Exercise inputs =>
((

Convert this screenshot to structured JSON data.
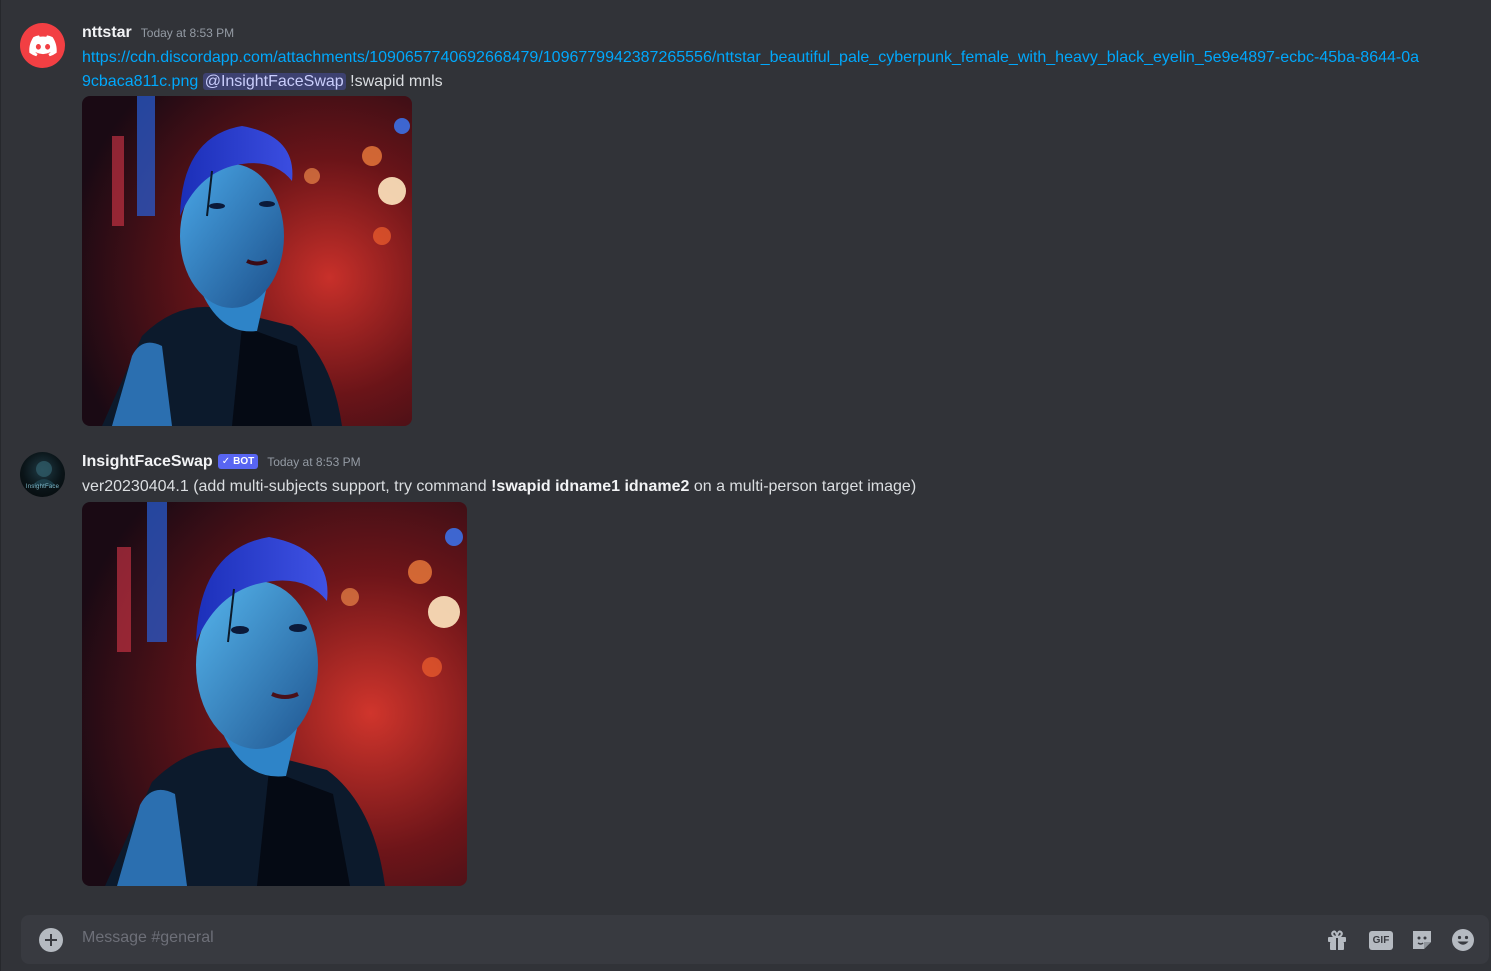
{
  "channel": {
    "composer_placeholder": "Message #general"
  },
  "messages": [
    {
      "username": "nttstar",
      "timestamp": "Today at 8:53 PM",
      "link_text": "https://cdn.discordapp.com/attachments/1090657740692668479/1096779942387265556/nttstar_beautiful_pale_cyberpunk_female_with_heavy_black_eyelin_5e9e4897-ecbc-45ba-8644-0a9cbaca811c.png",
      "mention": "@InsightFaceSwap",
      "command_text": "!swapid mnls",
      "avatar_icon": "discord-logo-icon"
    },
    {
      "username": "InsightFaceSwap",
      "badge_check": "✓",
      "badge": "BOT",
      "timestamp": "Today at 8:53 PM",
      "text_prefix": "ver20230404.1 (add multi-subjects support, try command ",
      "text_command": "!swapid idname1 idname2",
      "text_suffix": " on a multi-person target image)",
      "avatar_label": "InsightFace"
    }
  ],
  "composer_tools": {
    "add_icon": "plus-circle-icon",
    "gift_icon": "gift-icon",
    "gif_label": "GIF",
    "sticker_icon": "sticker-icon",
    "emoji_icon": "emoji-icon"
  },
  "colors": {
    "background": "#313338",
    "link": "#00a8fc",
    "bot_badge": "#5865f2",
    "discord_red": "#f23f43"
  }
}
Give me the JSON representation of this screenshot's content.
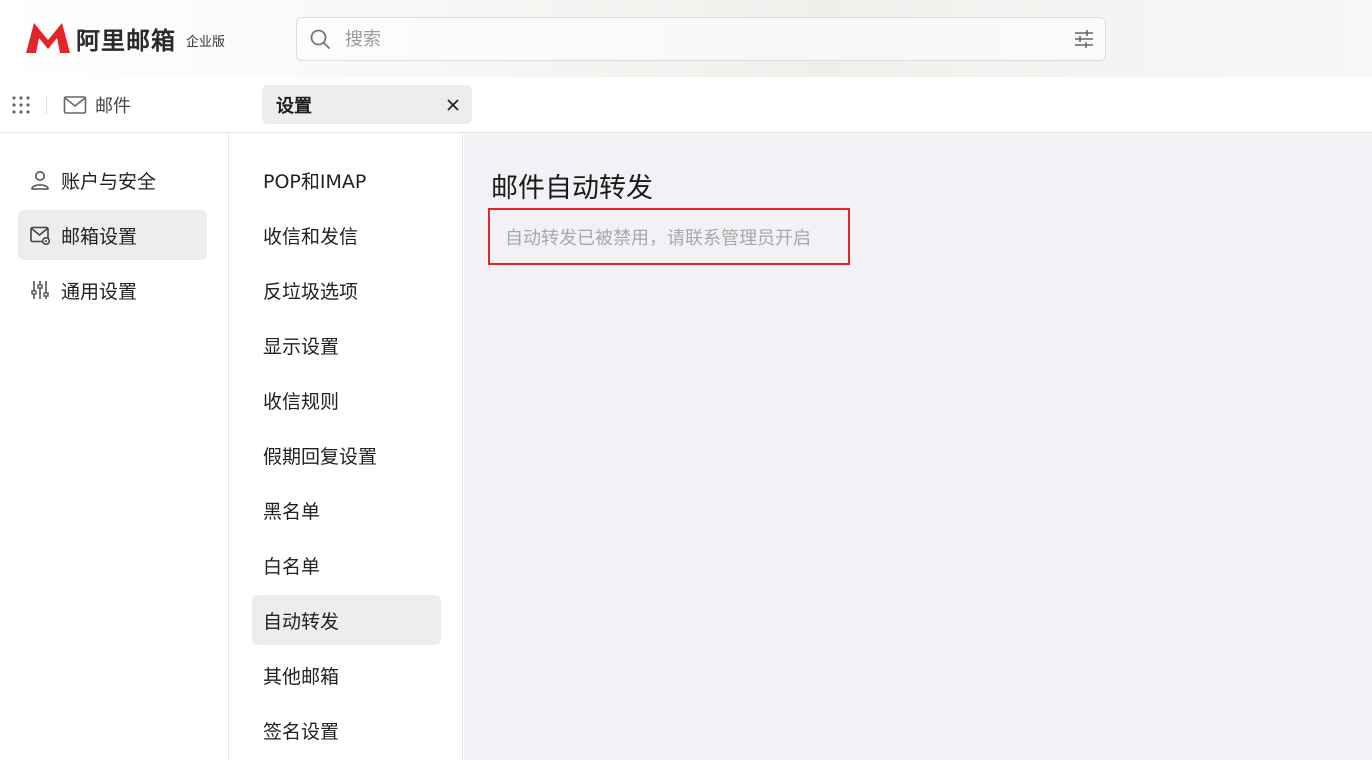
{
  "brand": {
    "name": "阿里邮箱",
    "edition": "企业版",
    "accent": "#e3242b"
  },
  "search": {
    "placeholder": "搜索",
    "value": ""
  },
  "nav": {
    "mail_label": "邮件",
    "tab": {
      "label": "设置"
    }
  },
  "sidebar": {
    "items": [
      {
        "label": "账户与安全",
        "icon": "user-icon",
        "active": false
      },
      {
        "label": "邮箱设置",
        "icon": "mailbox-settings-icon",
        "active": true
      },
      {
        "label": "通用设置",
        "icon": "sliders-icon",
        "active": false
      }
    ]
  },
  "submenu": {
    "items": [
      {
        "label": "POP和IMAP",
        "active": false
      },
      {
        "label": "收信和发信",
        "active": false
      },
      {
        "label": "反垃圾选项",
        "active": false
      },
      {
        "label": "显示设置",
        "active": false
      },
      {
        "label": "收信规则",
        "active": false
      },
      {
        "label": "假期回复设置",
        "active": false
      },
      {
        "label": "黑名单",
        "active": false
      },
      {
        "label": "白名单",
        "active": false
      },
      {
        "label": "自动转发",
        "active": true
      },
      {
        "label": "其他邮箱",
        "active": false
      },
      {
        "label": "签名设置",
        "active": false
      }
    ]
  },
  "content": {
    "title": "邮件自动转发",
    "notice": "自动转发已被禁用，请联系管理员开启"
  }
}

))

Exercise directions => All the lines above are to be reproduced exactly, except the pictures.

Result of this exercise =>
Convert this screenshot to structured JSON data.
{
  "channel": {
    "composer_placeholder": "Message #general"
  },
  "messages": [
    {
      "username": "nttstar",
      "timestamp": "Today at 8:53 PM",
      "link_text": "https://cdn.discordapp.com/attachments/1090657740692668479/1096779942387265556/nttstar_beautiful_pale_cyberpunk_female_with_heavy_black_eyelin_5e9e4897-ecbc-45ba-8644-0a9cbaca811c.png",
      "mention": "@InsightFaceSwap",
      "command_text": "!swapid mnls",
      "avatar_icon": "discord-logo-icon"
    },
    {
      "username": "InsightFaceSwap",
      "badge_check": "✓",
      "badge": "BOT",
      "timestamp": "Today at 8:53 PM",
      "text_prefix": "ver20230404.1 (add multi-subjects support, try command ",
      "text_command": "!swapid idname1 idname2",
      "text_suffix": " on a multi-person target image)",
      "avatar_label": "InsightFace"
    }
  ],
  "composer_tools": {
    "add_icon": "plus-circle-icon",
    "gift_icon": "gift-icon",
    "gif_label": "GIF",
    "sticker_icon": "sticker-icon",
    "emoji_icon": "emoji-icon"
  },
  "colors": {
    "background": "#313338",
    "link": "#00a8fc",
    "bot_badge": "#5865f2",
    "discord_red": "#f23f43"
  }
}
Give me the JSON representation of this screenshot's content.
{
  "brand": {
    "name": "阿里邮箱",
    "edition": "企业版",
    "accent": "#e3242b"
  },
  "search": {
    "placeholder": "搜索",
    "value": ""
  },
  "nav": {
    "mail_label": "邮件",
    "tab": {
      "label": "设置"
    }
  },
  "sidebar": {
    "items": [
      {
        "label": "账户与安全",
        "icon": "user-icon",
        "active": false
      },
      {
        "label": "邮箱设置",
        "icon": "mailbox-settings-icon",
        "active": true
      },
      {
        "label": "通用设置",
        "icon": "sliders-icon",
        "active": false
      }
    ]
  },
  "submenu": {
    "items": [
      {
        "label": "POP和IMAP",
        "active": false
      },
      {
        "label": "收信和发信",
        "active": false
      },
      {
        "label": "反垃圾选项",
        "active": false
      },
      {
        "label": "显示设置",
        "active": false
      },
      {
        "label": "收信规则",
        "active": false
      },
      {
        "label": "假期回复设置",
        "active": false
      },
      {
        "label": "黑名单",
        "active": false
      },
      {
        "label": "白名单",
        "active": false
      },
      {
        "label": "自动转发",
        "active": true
      },
      {
        "label": "其他邮箱",
        "active": false
      },
      {
        "label": "签名设置",
        "active": false
      }
    ]
  },
  "content": {
    "title": "邮件自动转发",
    "notice": "自动转发已被禁用，请联系管理员开启"
  }
}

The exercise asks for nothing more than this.